**Set tasks**:
[a] Using the statistics counter text, answer each question:
(i) What example rate of increments does it give?
(ii) What kind of memory does it say such increments require?
(iii) About how many bits per counter does it state for the earlier approach when S/D is 10?
[b] Swap "priority queue" for "sorted list" in the statistics counter text, and give everything from "Figure 1: Hybrid" down to "(when S/D is 10)".
[c] Translate this sentence from the statistics counter text into French: "Values of some counters can be very large"

Design of a Novel Statistics Counter Architecture with Optimal Space and Time Efficiency

> Qi Zhao Jun (Jim) Xu College of Computing Georgia Institute of Technology

Zhen Liu IBM T.J. Watson Research Center

SIGMETRICS 2006/PERFORMANCE 2006

- To maintain a large array (say millions) of counters that need to be incremeted (by 1) in an arbitrary fashion (i.e.,  $A[i_1] + +$ ,  $A[i_2] + +$ , ...)
- Increments may happen at very high speed (say one increment every 10ns) has to use high-speed memory (SRAM)
- Values of some counters can be very large
- Fitting everything in an array of "long" (say 64-bit) SRAM counters can be expensive
- Possibly lack of locality in the index sequence (i.e.,  $i_1, i_2, ...$ ) forget about caching

## Main Idea in Previous Approaches [SIPM:2001,RV:2003]



Figure 1: Hybrid SRAM/DRAM counter architecture

- D. Shah, S. Iyer, B. Prabhakar, and N. McKeown, "Maintaining statistics counters in router line cards", *Hot Interconnects* 2001
- Implemented as a priority queue (fullest counter first)
- About 28 bits per counter (when S/D is 10)
- Need pipelined hardware implementation of a heap.

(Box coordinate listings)
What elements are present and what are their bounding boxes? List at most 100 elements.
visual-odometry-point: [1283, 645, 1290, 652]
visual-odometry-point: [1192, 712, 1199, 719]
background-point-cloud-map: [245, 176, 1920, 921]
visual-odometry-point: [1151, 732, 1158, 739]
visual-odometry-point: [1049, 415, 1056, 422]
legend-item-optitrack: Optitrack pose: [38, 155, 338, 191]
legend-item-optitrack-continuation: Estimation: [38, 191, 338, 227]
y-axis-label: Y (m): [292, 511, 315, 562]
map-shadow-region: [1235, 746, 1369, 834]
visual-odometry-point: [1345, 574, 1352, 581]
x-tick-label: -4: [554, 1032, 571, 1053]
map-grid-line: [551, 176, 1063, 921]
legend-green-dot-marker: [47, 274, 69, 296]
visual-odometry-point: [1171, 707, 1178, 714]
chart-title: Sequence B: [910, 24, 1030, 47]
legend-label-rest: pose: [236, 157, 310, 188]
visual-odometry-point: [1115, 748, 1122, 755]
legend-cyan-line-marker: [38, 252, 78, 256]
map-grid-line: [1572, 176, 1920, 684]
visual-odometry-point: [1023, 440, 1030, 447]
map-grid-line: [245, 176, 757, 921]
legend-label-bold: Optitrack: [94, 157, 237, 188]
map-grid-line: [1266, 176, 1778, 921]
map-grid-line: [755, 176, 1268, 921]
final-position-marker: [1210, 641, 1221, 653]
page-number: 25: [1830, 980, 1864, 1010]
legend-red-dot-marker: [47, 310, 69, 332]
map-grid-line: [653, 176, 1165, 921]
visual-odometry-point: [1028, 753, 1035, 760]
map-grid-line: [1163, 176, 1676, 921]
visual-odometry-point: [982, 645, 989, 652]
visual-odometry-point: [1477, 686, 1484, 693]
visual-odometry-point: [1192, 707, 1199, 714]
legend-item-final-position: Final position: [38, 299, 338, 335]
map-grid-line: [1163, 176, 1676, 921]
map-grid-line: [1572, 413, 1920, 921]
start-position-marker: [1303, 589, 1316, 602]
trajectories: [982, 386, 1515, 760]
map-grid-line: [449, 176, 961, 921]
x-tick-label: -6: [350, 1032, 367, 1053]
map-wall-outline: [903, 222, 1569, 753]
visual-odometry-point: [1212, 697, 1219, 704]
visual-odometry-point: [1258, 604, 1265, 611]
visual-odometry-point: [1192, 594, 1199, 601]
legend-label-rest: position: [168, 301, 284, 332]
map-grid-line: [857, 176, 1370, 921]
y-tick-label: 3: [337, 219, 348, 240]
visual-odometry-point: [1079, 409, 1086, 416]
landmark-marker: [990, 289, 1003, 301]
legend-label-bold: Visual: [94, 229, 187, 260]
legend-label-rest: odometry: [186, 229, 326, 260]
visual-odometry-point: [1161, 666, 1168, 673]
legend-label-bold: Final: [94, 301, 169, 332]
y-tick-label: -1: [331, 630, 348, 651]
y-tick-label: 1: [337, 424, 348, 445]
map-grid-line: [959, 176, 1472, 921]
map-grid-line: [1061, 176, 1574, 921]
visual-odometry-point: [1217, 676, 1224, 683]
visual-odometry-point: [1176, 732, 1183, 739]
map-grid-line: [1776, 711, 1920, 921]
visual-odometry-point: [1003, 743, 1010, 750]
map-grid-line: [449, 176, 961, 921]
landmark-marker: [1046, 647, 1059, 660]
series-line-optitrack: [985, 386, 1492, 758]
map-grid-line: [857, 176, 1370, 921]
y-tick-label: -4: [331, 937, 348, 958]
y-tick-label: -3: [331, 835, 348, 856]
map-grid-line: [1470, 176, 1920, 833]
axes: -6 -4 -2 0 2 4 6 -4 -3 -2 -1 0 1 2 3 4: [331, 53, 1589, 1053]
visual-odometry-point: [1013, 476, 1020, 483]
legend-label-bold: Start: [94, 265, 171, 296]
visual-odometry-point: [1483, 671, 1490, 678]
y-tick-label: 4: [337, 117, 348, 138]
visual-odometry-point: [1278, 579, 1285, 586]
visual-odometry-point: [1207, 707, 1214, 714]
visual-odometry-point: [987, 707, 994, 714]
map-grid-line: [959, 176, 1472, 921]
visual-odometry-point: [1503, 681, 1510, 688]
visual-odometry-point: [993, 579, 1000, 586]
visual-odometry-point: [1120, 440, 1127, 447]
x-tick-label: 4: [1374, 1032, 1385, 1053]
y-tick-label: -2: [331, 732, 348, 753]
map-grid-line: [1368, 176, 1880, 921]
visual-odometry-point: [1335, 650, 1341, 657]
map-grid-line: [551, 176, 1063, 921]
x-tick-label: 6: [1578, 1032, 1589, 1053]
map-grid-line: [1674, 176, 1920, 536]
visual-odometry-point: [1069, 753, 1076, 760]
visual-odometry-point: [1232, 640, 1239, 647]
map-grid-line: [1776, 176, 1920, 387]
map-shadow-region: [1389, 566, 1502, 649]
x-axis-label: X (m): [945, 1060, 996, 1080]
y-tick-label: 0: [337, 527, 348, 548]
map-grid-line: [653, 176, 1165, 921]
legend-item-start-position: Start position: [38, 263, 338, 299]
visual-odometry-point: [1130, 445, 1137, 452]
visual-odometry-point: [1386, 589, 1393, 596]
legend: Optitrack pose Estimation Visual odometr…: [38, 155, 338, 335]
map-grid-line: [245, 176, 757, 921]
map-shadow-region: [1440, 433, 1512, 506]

**Task results**:
[a]
(i) One increment every 10ns.
(ii) High-speed memory (SRAM).
(iii) About 28 bits per counter.

[b]
Figure 1: Hybrid SRAM/DRAM counter architecture

- D. Shah, S. Iyer, B. Prabhakar, and N. McKeown, "Maintaining statistics counters in router line cards", *Hot Interconnects* 2001
- Implemented as a sorted list (fullest counter first)
- About 28 bits per counter (when S/D is 10)

[c] Les valeurs de certains compteurs peuvent être très grandes